### Text segment
# Pond Oscar?



## amakayov (Sep 2, 2010)

Well, my Oscar has hit a growth spurt and my parents a few houses down have a giant lake that we dug about 2 months ago. There are plenty of little minnows EVERYWHERE, along with tadpoles, and quite a few feeder goldfish and some giant goldfish around 10inches or so. The pond/lake is approximately 90,000 gallons. It is cloudy, but I was wondering if it would be possible to let the Oscar loose in that pond... I know he will turn into a predator fish, but he will be among some larger bass and will be on private property...
One concern is, if the Oscar becomes a giant... Will he try to eat people who swim in the pond? Or will he just be a predatory fish and ignore people? I figured that since Oscars are native to Florida waters that it wouldnt be too bad for the Oscar... what do you guys think?
its either this, or send him to an LFS... which I dont want to do because I doubt anyone around here will buy him, let alone take care of him.


----------



## Potus (Dec 11, 2009)

He will not eat people


----------



## amakayov (Sep 2, 2010)

### The exercise
Decide whether each statement agrees with the pond Oscar thread, answering yes or no and quoting the thread's deciding words. 1. The pond holds about 90,000 gallons. 2. The pond was dug about a year ago. 3. The reply says the Oscar will eat people. The entries that come next have no connection to the thread above.

Box coordinate listings
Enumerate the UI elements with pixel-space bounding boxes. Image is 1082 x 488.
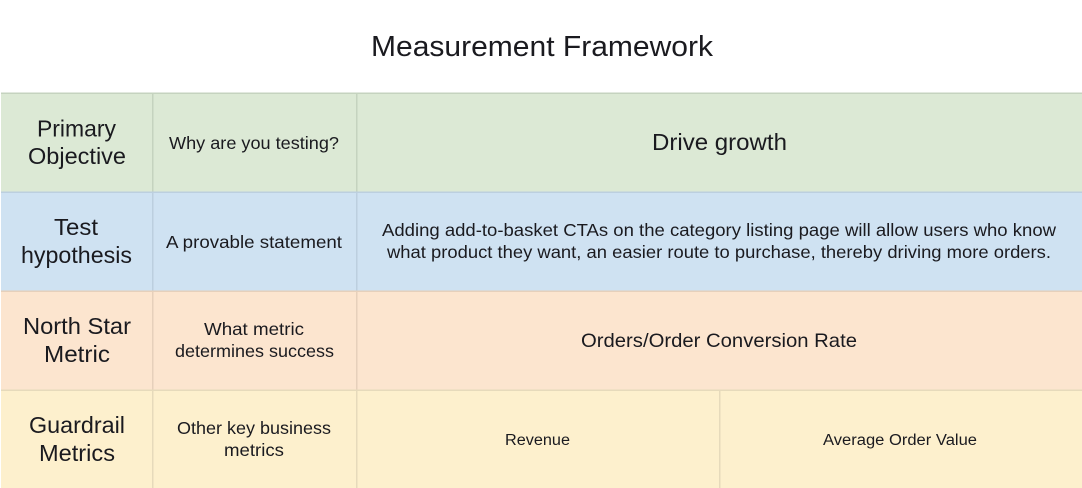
heading: primary objective xyxy=(28,116,126,169)
value: hypothesis statement xyxy=(382,220,1056,262)
prompt: what metric determines success xyxy=(175,319,334,361)
prompt: what metric determines success: What metric xyxy=(204,319,304,339)
prompt: other key business metrics xyxy=(177,418,331,460)
heading: test hypothesis xyxy=(21,214,132,268)
row: guardrail metrics xyxy=(1,390,1082,488)
heading: guardrail metrics xyxy=(29,412,125,466)
prompt: why are you testing: Why are you testing? xyxy=(169,133,339,153)
heading: primary objective: Primary xyxy=(37,116,116,142)
value: drive growth: Drive growth xyxy=(652,129,787,155)
row: primary objective xyxy=(1,92,1082,192)
prompt: what metric determines success: determines success xyxy=(175,341,334,361)
heading: guardrail metrics: Guardrail xyxy=(29,412,125,438)
heading: guardrail metrics: Metrics xyxy=(39,440,115,466)
heading: north star metric: Metric xyxy=(44,341,110,367)
value: revenue: Revenue xyxy=(505,432,570,449)
value: orders conversion rate: Orders/Order Conversion Rate xyxy=(581,330,857,352)
heading: test hypothesis: hypothesis xyxy=(21,242,132,268)
heading: test hypothesis: Test xyxy=(54,214,99,240)
heading: north star metric: North Star xyxy=(23,313,131,339)
row: north star metric xyxy=(1,290,1082,390)
prompt: other key business metrics: Other key business xyxy=(177,418,331,438)
title: Measurement Framework xyxy=(371,31,714,63)
prompt: a provable statement: A provable statement xyxy=(166,232,342,252)
row: test hypothesis xyxy=(1,192,1082,291)
heading: primary objective: Objective xyxy=(28,143,126,169)
value: hypothesis statement: what product they want, an easier route to purchase, thereby driving more orders. xyxy=(386,242,1051,262)
value: hypothesis statement: Adding add-to-basket CTAs on the category listing page will allow users who know xyxy=(382,220,1056,240)
prompt: other key business metrics: metrics xyxy=(224,440,284,460)
value: average order value: Average Order Value xyxy=(823,432,977,449)
heading: north star metric xyxy=(23,313,131,367)
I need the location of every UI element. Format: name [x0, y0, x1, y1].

### Correct response
1. Yes: "The pond/lake is approximately 90,000 gallons."
2. No: "a giant lake that we dug about 2 months ago"
3. No: "He will not eat people"